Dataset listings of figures
____________________

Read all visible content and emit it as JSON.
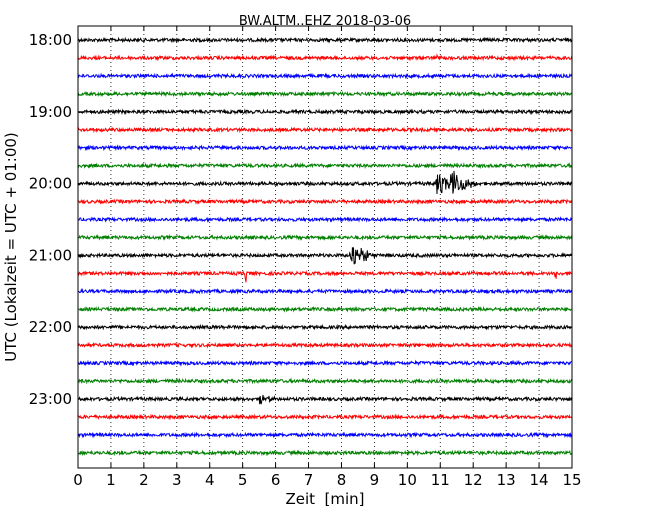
{
  "chart_data": {
    "type": "line",
    "title": "BW.ALTM..EHZ 2018-03-06",
    "xlabel": "Zeit  [min]",
    "ylabel": "UTC (Lokalzeit = UTC + 01:00)",
    "xlim": [
      0,
      15
    ],
    "x_ticks": [
      "0",
      "1",
      "2",
      "3",
      "4",
      "5",
      "6",
      "7",
      "8",
      "9",
      "10",
      "11",
      "12",
      "13",
      "14",
      "15"
    ],
    "y_tick_labels": [
      "18:00",
      "19:00",
      "20:00",
      "21:00",
      "22:00",
      "23:00"
    ],
    "grid": "vertical dotted",
    "trace_interval_minutes": 15,
    "first_trace_start": "18:00",
    "trace_colors": [
      "#000000",
      "#ff0000",
      "#0000ff",
      "#008000"
    ],
    "series": [
      {
        "start": "18:00",
        "color": "#000000",
        "events": []
      },
      {
        "start": "18:15",
        "color": "#ff0000",
        "events": [
          {
            "min": 10.9,
            "amp": 0.25,
            "dur": 0.15
          }
        ]
      },
      {
        "start": "18:30",
        "color": "#0000ff",
        "events": []
      },
      {
        "start": "18:45",
        "color": "#008000",
        "events": []
      },
      {
        "start": "19:00",
        "color": "#000000",
        "events": []
      },
      {
        "start": "19:15",
        "color": "#ff0000",
        "events": []
      },
      {
        "start": "19:30",
        "color": "#0000ff",
        "events": []
      },
      {
        "start": "19:45",
        "color": "#008000",
        "events": []
      },
      {
        "start": "20:00",
        "color": "#000000",
        "events": [
          {
            "min": 10.9,
            "amp": 0.75,
            "dur": 0.5
          },
          {
            "min": 11.3,
            "amp": 0.9,
            "dur": 0.8
          }
        ]
      },
      {
        "start": "20:15",
        "color": "#ff0000",
        "events": []
      },
      {
        "start": "20:30",
        "color": "#0000ff",
        "events": []
      },
      {
        "start": "20:45",
        "color": "#008000",
        "events": []
      },
      {
        "start": "21:00",
        "color": "#000000",
        "events": [
          {
            "min": 8.3,
            "amp": 0.85,
            "dur": 0.7
          }
        ]
      },
      {
        "start": "21:15",
        "color": "#ff0000",
        "events": [
          {
            "min": 5.1,
            "amp": 0.55,
            "dur": 0.05
          },
          {
            "min": 14.5,
            "amp": 0.55,
            "dur": 0.05
          }
        ]
      },
      {
        "start": "21:30",
        "color": "#0000ff",
        "events": []
      },
      {
        "start": "21:45",
        "color": "#008000",
        "events": []
      },
      {
        "start": "22:00",
        "color": "#000000",
        "events": []
      },
      {
        "start": "22:15",
        "color": "#ff0000",
        "events": []
      },
      {
        "start": "22:30",
        "color": "#0000ff",
        "events": []
      },
      {
        "start": "22:45",
        "color": "#008000",
        "events": []
      },
      {
        "start": "23:00",
        "color": "#000000",
        "events": [
          {
            "min": 5.5,
            "amp": 0.35,
            "dur": 0.5
          }
        ]
      },
      {
        "start": "23:15",
        "color": "#ff0000",
        "events": []
      },
      {
        "start": "23:30",
        "color": "#0000ff",
        "events": []
      },
      {
        "start": "23:45",
        "color": "#008000",
        "events": []
      }
    ]
  }
}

____________________

Restate every record exactly, please; do not copy the pictures.

▶ [Result]:
Read all visible content and emit it as JSON.
{
  "chart_data": {
    "type": "line",
    "title": "BW.ALTM..EHZ 2018-03-06",
    "xlabel": "Zeit  [min]",
    "ylabel": "UTC (Lokalzeit = UTC + 01:00)",
    "xlim": [
      0,
      15
    ],
    "x_ticks": [
      "0",
      "1",
      "2",
      "3",
      "4",
      "5",
      "6",
      "7",
      "8",
      "9",
      "10",
      "11",
      "12",
      "13",
      "14",
      "15"
    ],
    "y_tick_labels": [
      "18:00",
      "19:00",
      "20:00",
      "21:00",
      "22:00",
      "23:00"
    ],
    "grid": "vertical dotted",
    "trace_interval_minutes": 15,
    "first_trace_start": "18:00",
    "trace_colors": [
      "#000000",
      "#ff0000",
      "#0000ff",
      "#008000"
    ],
    "series": [
      {
        "start": "18:00",
        "color": "#000000",
        "events": []
      },
      {
        "start": "18:15",
        "color": "#ff0000",
        "events": [
          {
            "min": 10.9,
            "amp": 0.25,
            "dur": 0.15
          }
        ]
      },
      {
        "start": "18:30",
        "color": "#0000ff",
        "events": []
      },
      {
        "start": "18:45",
        "color": "#008000",
        "events": []
      },
      {
        "start": "19:00",
        "color": "#000000",
        "events": []
      },
      {
        "start": "19:15",
        "color": "#ff0000",
        "events": []
      },
      {
        "start": "19:30",
        "color": "#0000ff",
        "events": []
      },
      {
        "start": "19:45",
        "color": "#008000",
        "events": []
      },
      {
        "start": "20:00",
        "color": "#000000",
        "events": [
          {
            "min": 10.9,
            "amp": 0.75,
            "dur": 0.5
          },
          {
            "min": 11.3,
            "amp": 0.9,
            "dur": 0.8
          }
        ]
      },
      {
        "start": "20:15",
        "color": "#ff0000",
        "events": []
      },
      {
        "start": "20:30",
        "color": "#0000ff",
        "events": []
      },
      {
        "start": "20:45",
        "color": "#008000",
        "events": []
      },
      {
        "start": "21:00",
        "color": "#000000",
        "events": [
          {
            "min": 8.3,
            "amp": 0.85,
            "dur": 0.7
          }
        ]
      },
      {
        "start": "21:15",
        "color": "#ff0000",
        "events": [
          {
            "min": 5.1,
            "amp": 0.55,
            "dur": 0.05
          },
          {
            "min": 14.5,
            "amp": 0.55,
            "dur": 0.05
          }
        ]
      },
      {
        "start": "21:30",
        "color": "#0000ff",
        "events": []
      },
      {
        "start": "21:45",
        "color": "#008000",
        "events": []
      },
      {
        "start": "22:00",
        "color": "#000000",
        "events": []
      },
      {
        "start": "22:15",
        "color": "#ff0000",
        "events": []
      },
      {
        "start": "22:30",
        "color": "#0000ff",
        "events": []
      },
      {
        "start": "22:45",
        "color": "#008000",
        "events": []
      },
      {
        "start": "23:00",
        "color": "#000000",
        "events": [
          {
            "min": 5.5,
            "amp": 0.35,
            "dur": 0.5
          }
        ]
      },
      {
        "start": "23:15",
        "color": "#ff0000",
        "events": []
      },
      {
        "start": "23:30",
        "color": "#0000ff",
        "events": []
      },
      {
        "start": "23:45",
        "color": "#008000",
        "events": []
      }
    ]
  }
}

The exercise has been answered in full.